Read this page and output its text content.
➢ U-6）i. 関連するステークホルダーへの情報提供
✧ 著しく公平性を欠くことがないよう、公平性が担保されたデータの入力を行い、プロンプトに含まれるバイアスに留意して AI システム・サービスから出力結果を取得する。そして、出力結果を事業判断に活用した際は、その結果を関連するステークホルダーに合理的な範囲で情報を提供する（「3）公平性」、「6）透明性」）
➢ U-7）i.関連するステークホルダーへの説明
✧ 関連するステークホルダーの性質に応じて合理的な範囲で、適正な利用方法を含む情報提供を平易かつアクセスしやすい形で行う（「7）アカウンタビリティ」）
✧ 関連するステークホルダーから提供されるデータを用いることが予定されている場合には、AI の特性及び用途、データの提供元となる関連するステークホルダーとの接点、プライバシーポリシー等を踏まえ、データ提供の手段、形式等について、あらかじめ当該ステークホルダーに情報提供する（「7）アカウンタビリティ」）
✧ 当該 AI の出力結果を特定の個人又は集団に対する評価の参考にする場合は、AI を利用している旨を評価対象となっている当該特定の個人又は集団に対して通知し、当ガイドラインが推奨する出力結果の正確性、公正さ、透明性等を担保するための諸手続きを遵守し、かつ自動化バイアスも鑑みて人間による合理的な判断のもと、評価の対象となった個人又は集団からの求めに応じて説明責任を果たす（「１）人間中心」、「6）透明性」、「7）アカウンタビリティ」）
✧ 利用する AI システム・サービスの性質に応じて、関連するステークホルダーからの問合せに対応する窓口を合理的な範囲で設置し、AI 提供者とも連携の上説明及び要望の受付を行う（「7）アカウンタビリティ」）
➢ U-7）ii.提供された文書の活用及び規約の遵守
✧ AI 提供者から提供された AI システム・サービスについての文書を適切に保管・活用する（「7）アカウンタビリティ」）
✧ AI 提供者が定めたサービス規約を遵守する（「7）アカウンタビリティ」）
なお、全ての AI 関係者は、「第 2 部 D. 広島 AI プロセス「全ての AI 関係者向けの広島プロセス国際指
^^^^^^^^^^^^^^^^
Directions for this task - Without leaving anything out, give the entries again exactly.

Result below -
Read this page and output its text content.
➢ U-6）i. 関連するステークホルダーへの情報提供
✧ 著しく公平性を欠くことがないよう、公平性が担保されたデータの入力を行い、プロンプトに含まれるバイアスに留意して AI システム・サービスから出力結果を取得する。そして、出力結果を事業判断に活用した際は、その結果を関連するステークホルダーに合理的な範囲で情報を提供する（「3）公平性」、「6）透明性」）
➢ U-7）i.関連するステークホルダーへの説明
✧ 関連するステークホルダーの性質に応じて合理的な範囲で、適正な利用方法を含む情報提供を平易かつアクセスしやすい形で行う（「7）アカウンタビリティ」）
✧ 関連するステークホルダーから提供されるデータを用いることが予定されている場合には、AI の特性及び用途、データの提供元となる関連するステークホルダーとの接点、プライバシーポリシー等を踏まえ、データ提供の手段、形式等について、あらかじめ当該ステークホルダーに情報提供する（「7）アカウンタビリティ」）
✧ 当該 AI の出力結果を特定の個人又は集団に対する評価の参考にする場合は、AI を利用している旨を評価対象となっている当該特定の個人又は集団に対して通知し、当ガイドラインが推奨する出力結果の正確性、公正さ、透明性等を担保するための諸手続きを遵守し、かつ自動化バイアスも鑑みて人間による合理的な判断のもと、評価の対象となった個人又は集団からの求めに応じて説明責任を果たす（「１）人間中心」、「6）透明性」、「7）アカウンタビリティ」）
✧ 利用する AI システム・サービスの性質に応じて、関連するステークホルダーからの問合せに対応する窓口を合理的な範囲で設置し、AI 提供者とも連携の上説明及び要望の受付を行う（「7）アカウンタビリティ」）
➢ U-7）ii.提供された文書の活用及び規約の遵守
✧ AI 提供者から提供された AI システム・サービスについての文書を適切に保管・活用する（「7）アカウンタビリティ」）
✧ AI 提供者が定めたサービス規約を遵守する（「7）アカウンタビリティ」）
なお、全ての AI 関係者は、「第 2 部 D. 広島 AI プロセス「全ての AI 関係者向けの広島プロセス国際指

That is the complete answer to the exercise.